» **Rows from a figure dataset**:

** Begin **

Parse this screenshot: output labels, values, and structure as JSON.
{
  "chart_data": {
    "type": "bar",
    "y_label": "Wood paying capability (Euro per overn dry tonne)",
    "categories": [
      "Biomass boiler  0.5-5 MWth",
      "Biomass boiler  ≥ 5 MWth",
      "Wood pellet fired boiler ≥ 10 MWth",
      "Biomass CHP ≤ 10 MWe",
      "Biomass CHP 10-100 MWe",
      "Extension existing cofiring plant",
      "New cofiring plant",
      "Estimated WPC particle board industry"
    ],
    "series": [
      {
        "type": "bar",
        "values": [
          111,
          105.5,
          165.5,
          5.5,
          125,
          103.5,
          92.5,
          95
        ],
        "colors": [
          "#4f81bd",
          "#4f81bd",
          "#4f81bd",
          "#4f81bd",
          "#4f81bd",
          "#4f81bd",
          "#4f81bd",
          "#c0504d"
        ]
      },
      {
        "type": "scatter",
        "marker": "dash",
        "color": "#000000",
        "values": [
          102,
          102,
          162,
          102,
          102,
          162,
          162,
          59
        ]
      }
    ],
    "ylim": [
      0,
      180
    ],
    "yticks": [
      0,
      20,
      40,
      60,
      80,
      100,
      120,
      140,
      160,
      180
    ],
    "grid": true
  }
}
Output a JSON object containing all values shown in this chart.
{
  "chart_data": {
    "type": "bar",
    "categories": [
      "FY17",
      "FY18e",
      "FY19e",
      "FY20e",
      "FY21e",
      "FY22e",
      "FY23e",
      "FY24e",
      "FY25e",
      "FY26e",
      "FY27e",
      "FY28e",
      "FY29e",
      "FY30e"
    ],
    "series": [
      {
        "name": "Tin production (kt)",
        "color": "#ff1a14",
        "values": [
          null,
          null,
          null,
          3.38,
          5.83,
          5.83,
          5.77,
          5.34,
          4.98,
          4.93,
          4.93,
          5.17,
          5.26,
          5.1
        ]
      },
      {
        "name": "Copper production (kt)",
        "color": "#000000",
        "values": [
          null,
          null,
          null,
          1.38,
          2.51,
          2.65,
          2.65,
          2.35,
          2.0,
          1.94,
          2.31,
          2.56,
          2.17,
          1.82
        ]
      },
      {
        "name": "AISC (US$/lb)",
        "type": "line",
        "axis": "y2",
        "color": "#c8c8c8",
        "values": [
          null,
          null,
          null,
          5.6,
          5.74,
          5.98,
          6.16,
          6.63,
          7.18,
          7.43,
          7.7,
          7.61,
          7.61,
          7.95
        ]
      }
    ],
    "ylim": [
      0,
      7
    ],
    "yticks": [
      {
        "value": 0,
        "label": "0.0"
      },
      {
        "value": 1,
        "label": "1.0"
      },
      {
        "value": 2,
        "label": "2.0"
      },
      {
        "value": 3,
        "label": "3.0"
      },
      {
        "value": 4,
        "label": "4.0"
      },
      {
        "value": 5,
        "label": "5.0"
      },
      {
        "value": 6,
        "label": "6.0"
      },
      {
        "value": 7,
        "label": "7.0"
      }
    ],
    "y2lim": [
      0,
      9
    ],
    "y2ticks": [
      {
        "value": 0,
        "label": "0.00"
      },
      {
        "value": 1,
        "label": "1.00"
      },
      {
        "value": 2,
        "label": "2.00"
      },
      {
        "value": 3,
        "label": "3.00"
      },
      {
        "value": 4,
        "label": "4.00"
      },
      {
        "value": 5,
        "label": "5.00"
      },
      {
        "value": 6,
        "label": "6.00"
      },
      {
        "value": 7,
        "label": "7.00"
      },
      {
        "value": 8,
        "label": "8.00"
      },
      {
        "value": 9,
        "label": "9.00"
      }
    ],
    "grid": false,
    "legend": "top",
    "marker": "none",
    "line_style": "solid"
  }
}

** End **

» **Directive**: Please set down all the data word for word.

» **Response for this exercise**:
Parse this screenshot: output labels, values, and structure as JSON.
{
  "chart_data": {
    "type": "bar",
    "y_label": "Wood paying capability (Euro per overn dry tonne)",
    "categories": [
      "Biomass boiler  0.5-5 MWth",
      "Biomass boiler  ≥ 5 MWth",
      "Wood pellet fired boiler ≥ 10 MWth",
      "Biomass CHP ≤ 10 MWe",
      "Biomass CHP 10-100 MWe",
      "Extension existing cofiring plant",
      "New cofiring plant",
      "Estimated WPC particle board industry"
    ],
    "series": [
      {
        "type": "bar",
        "values": [
          111,
          105.5,
          165.5,
          5.5,
          125,
          103.5,
          92.5,
          95
        ],
        "colors": [
          "#4f81bd",
          "#4f81bd",
          "#4f81bd",
          "#4f81bd",
          "#4f81bd",
          "#4f81bd",
          "#4f81bd",
          "#c0504d"
        ]
      },
      {
        "type": "scatter",
        "marker": "dash",
        "color": "#000000",
        "values": [
          102,
          102,
          162,
          102,
          102,
          162,
          162,
          59
        ]
      }
    ],
    "ylim": [
      0,
      180
    ],
    "yticks": [
      0,
      20,
      40,
      60,
      80,
      100,
      120,
      140,
      160,
      180
    ],
    "grid": true
  }
}
Output a JSON object containing all values shown in this chart.
{
  "chart_data": {
    "type": "bar",
    "categories": [
      "FY17",
      "FY18e",
      "FY19e",
      "FY20e",
      "FY21e",
      "FY22e",
      "FY23e",
      "FY24e",
      "FY25e",
      "FY26e",
      "FY27e",
      "FY28e",
      "FY29e",
      "FY30e"
    ],
    "series": [
      {
        "name": "Tin production (kt)",
        "color": "#ff1a14",
        "values": [
          null,
          null,
          null,
          3.38,
          5.83,
          5.83,
          5.77,
          5.34,
          4.98,
          4.93,
          4.93,
          5.17,
          5.26,
          5.1
        ]
      },
      {
        "name": "Copper production (kt)",
        "color": "#000000",
        "values": [
          null,
          null,
          null,
          1.38,
          2.51,
          2.65,
          2.65,
          2.35,
          2.0,
          1.94,
          2.31,
          2.56,
          2.17,
          1.82
        ]
      },
      {
        "name": "AISC (US$/lb)",
        "type": "line",
        "axis": "y2",
        "color": "#c8c8c8",
        "values": [
          null,
          null,
          null,
          5.6,
          5.74,
          5.98,
          6.16,
          6.63,
          7.18,
          7.43,
          7.7,
          7.61,
          7.61,
          7.95
        ]
      }
    ],
    "ylim": [
      0,
      7
    ],
    "yticks": [
      {
        "value": 0,
        "label": "0.0"
      },
      {
        "value": 1,
        "label": "1.0"
      },
      {
        "value": 2,
        "label": "2.0"
      },
      {
        "value": 3,
        "label": "3.0"
      },
      {
        "value": 4,
        "label": "4.0"
      },
      {
        "value": 5,
        "label": "5.0"
      },
      {
        "value": 6,
        "label": "6.0"
      },
      {
        "value": 7,
        "label": "7.0"
      }
    ],
    "y2lim": [
      0,
      9
    ],
    "y2ticks": [
      {
        "value": 0,
        "label": "0.00"
      },
      {
        "value": 1,
        "label": "1.00"
      },
      {
        "value": 2,
        "label": "2.00"
      },
      {
        "value": 3,
        "label": "3.00"
      },
      {
        "value": 4,
        "label": "4.00"
      },
      {
        "value": 5,
        "label": "5.00"
      },
      {
        "value": 6,
        "label": "6.00"
      },
      {
        "value": 7,
        "label": "7.00"
      },
      {
        "value": 8,
        "label": "8.00"
      },
      {
        "value": 9,
        "label": "9.00"
      }
    ],
    "grid": false,
    "legend": "top",
    "marker": "none",
    "line_style": "solid"
  }
}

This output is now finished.